[Dataset rows]:
..........
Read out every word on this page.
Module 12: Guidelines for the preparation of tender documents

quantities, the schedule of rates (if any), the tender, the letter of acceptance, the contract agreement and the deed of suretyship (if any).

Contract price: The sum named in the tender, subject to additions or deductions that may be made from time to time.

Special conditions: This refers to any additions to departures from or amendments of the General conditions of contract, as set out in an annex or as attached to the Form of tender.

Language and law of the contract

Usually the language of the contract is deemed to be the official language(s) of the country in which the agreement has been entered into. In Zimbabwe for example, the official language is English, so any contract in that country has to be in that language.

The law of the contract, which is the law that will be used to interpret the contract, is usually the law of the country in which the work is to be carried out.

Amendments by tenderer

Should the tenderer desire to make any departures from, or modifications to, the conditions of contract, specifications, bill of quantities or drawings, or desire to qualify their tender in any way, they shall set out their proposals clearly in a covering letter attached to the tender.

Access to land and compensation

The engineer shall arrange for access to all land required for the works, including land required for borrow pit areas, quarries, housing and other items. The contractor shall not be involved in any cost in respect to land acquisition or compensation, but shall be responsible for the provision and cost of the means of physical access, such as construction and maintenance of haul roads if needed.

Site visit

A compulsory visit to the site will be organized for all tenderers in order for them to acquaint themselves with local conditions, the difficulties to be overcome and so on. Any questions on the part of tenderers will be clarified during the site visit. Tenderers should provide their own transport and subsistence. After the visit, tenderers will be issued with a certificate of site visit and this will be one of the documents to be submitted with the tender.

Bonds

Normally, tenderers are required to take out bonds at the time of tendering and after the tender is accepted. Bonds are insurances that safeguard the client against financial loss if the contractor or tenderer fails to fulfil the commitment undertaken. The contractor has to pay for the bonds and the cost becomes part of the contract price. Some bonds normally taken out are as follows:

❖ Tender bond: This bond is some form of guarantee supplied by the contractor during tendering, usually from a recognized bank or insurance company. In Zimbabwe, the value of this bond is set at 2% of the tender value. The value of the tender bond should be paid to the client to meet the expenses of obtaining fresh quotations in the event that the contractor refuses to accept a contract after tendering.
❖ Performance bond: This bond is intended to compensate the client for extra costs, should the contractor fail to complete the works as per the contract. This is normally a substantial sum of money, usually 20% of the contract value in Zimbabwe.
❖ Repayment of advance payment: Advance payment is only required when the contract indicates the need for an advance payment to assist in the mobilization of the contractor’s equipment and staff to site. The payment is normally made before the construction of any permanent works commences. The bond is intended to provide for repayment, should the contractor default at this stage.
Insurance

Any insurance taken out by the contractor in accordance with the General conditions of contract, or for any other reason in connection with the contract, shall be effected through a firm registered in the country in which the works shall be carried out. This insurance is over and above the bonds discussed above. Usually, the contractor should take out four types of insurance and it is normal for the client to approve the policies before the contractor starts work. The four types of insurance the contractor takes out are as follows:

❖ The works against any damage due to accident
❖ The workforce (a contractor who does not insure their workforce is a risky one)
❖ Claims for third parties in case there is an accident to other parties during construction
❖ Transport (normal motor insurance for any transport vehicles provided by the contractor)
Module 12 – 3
..........
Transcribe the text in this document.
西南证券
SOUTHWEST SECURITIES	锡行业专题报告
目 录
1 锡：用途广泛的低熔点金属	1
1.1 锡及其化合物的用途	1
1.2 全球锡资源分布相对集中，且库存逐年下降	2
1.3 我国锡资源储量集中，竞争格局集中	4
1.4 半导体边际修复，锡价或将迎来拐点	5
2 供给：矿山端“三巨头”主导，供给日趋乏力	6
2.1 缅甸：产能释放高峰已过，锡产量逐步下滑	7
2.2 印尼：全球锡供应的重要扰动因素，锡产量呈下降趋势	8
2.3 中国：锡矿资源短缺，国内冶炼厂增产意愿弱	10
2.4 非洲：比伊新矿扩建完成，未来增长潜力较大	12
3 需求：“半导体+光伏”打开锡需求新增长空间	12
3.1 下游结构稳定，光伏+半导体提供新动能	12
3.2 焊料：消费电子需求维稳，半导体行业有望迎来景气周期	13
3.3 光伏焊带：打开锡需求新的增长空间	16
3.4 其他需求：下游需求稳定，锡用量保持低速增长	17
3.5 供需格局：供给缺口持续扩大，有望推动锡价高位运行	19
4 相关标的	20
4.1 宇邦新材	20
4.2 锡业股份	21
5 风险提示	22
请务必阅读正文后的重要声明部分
..........
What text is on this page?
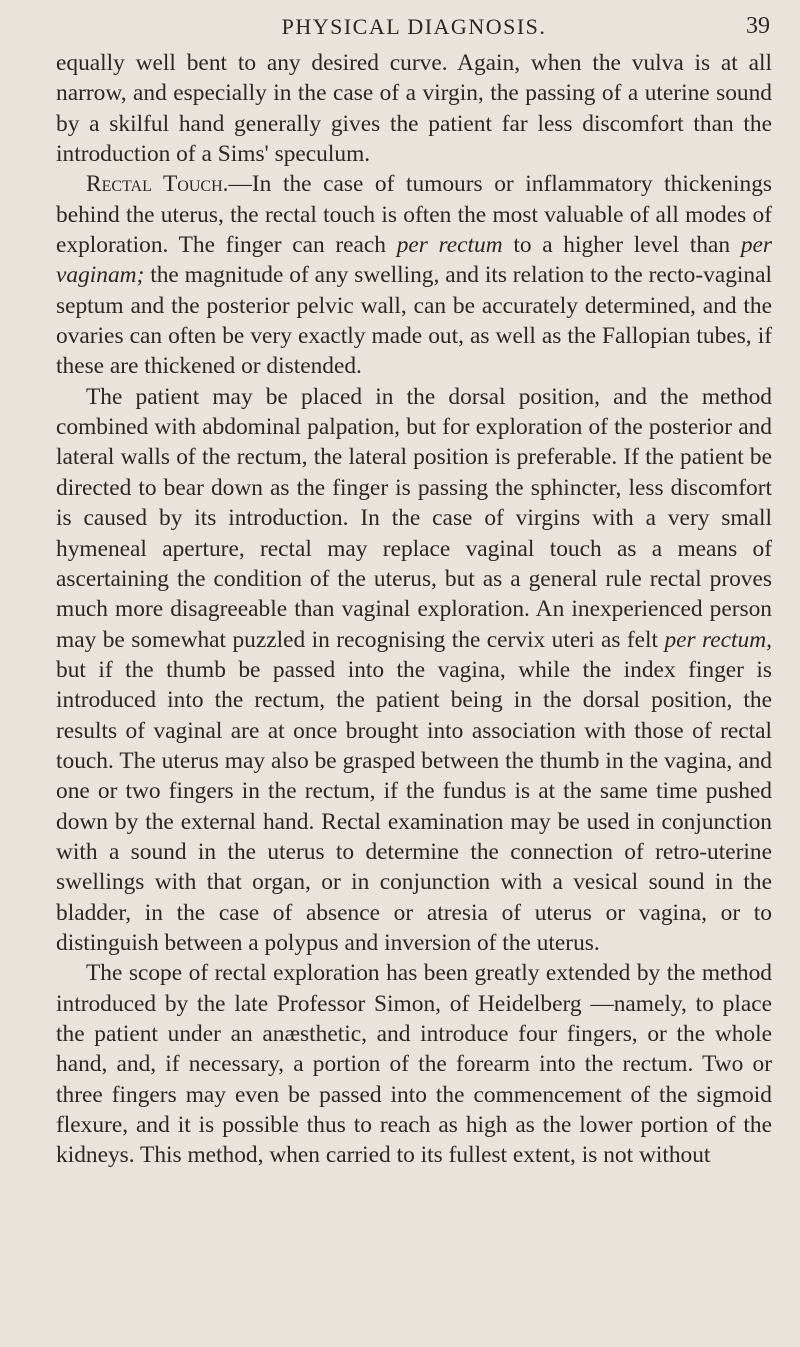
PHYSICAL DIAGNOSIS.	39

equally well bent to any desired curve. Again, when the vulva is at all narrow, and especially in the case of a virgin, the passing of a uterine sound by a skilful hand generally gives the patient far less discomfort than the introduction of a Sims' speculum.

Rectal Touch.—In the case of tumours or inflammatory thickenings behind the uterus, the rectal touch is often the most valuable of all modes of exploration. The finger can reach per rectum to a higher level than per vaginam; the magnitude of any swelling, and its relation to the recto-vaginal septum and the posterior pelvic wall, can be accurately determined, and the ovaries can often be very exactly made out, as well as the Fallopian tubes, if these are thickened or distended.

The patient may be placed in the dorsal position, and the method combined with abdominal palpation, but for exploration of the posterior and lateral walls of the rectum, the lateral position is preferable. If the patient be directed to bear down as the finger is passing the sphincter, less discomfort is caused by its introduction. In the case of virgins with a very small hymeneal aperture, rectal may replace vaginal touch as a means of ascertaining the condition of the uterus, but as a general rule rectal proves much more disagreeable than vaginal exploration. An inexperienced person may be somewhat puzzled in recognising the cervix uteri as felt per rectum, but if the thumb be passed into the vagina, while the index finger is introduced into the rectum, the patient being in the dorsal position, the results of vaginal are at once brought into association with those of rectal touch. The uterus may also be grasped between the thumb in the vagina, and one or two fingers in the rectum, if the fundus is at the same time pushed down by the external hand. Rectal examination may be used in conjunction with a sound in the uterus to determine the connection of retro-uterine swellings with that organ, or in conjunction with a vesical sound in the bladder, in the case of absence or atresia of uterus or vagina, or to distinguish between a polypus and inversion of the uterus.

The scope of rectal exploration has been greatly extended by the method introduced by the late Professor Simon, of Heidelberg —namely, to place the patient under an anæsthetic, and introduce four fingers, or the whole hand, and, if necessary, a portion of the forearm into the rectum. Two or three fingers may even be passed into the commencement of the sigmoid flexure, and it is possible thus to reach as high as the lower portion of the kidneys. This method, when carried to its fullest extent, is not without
..........
[What the exercise asks]: Pull out the lines above in which the word "letter" appears.

[Output for this task]:
quantities, the schedule of rates (if any), the tender, the letter of acceptance, the contract agreement and the deed of suretyship (if any).
Should the tenderer desire to make any departures from, or modifications to, the conditions of contract, specifications, bill of quantities or drawings, or desire to qualify their tender in any way, they shall set out their proposals clearly in a covering letter attached to the tender.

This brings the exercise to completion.